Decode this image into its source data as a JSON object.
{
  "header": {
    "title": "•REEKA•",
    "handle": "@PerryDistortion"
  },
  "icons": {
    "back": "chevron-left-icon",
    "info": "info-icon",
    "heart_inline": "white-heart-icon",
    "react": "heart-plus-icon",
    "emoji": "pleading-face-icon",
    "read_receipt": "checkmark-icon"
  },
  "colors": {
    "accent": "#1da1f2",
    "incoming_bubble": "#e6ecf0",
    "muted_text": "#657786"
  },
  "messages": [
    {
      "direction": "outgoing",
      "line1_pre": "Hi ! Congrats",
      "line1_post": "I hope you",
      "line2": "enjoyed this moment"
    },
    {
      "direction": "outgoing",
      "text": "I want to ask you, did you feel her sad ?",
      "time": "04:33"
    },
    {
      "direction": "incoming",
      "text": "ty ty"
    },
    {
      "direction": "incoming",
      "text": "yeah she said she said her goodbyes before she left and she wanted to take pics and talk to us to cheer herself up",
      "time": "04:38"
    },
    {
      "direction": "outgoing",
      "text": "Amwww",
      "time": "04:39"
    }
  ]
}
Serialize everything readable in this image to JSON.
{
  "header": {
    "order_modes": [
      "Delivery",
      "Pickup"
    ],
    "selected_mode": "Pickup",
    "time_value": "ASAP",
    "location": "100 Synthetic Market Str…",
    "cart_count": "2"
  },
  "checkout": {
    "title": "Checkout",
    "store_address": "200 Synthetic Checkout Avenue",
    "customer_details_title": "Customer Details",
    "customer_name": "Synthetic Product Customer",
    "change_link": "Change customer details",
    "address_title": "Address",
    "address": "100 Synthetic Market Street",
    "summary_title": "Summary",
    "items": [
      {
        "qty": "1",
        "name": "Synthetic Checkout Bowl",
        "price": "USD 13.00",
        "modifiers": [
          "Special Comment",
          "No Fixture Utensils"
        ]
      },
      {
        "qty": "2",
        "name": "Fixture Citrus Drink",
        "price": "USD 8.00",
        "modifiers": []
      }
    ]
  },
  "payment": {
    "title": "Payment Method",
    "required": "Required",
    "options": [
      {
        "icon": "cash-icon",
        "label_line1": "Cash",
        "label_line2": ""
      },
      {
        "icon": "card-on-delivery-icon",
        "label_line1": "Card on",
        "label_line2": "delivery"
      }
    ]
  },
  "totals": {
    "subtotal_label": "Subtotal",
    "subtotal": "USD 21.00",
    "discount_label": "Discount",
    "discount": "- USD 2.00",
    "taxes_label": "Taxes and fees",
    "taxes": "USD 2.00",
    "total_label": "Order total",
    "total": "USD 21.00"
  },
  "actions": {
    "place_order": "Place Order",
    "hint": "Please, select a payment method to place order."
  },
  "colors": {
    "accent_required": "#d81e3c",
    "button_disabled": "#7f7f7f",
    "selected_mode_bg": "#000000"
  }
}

**Aim of the task**
Tell how many lines hold the string "this", giving the number and nothing else.

**Exercise output**
3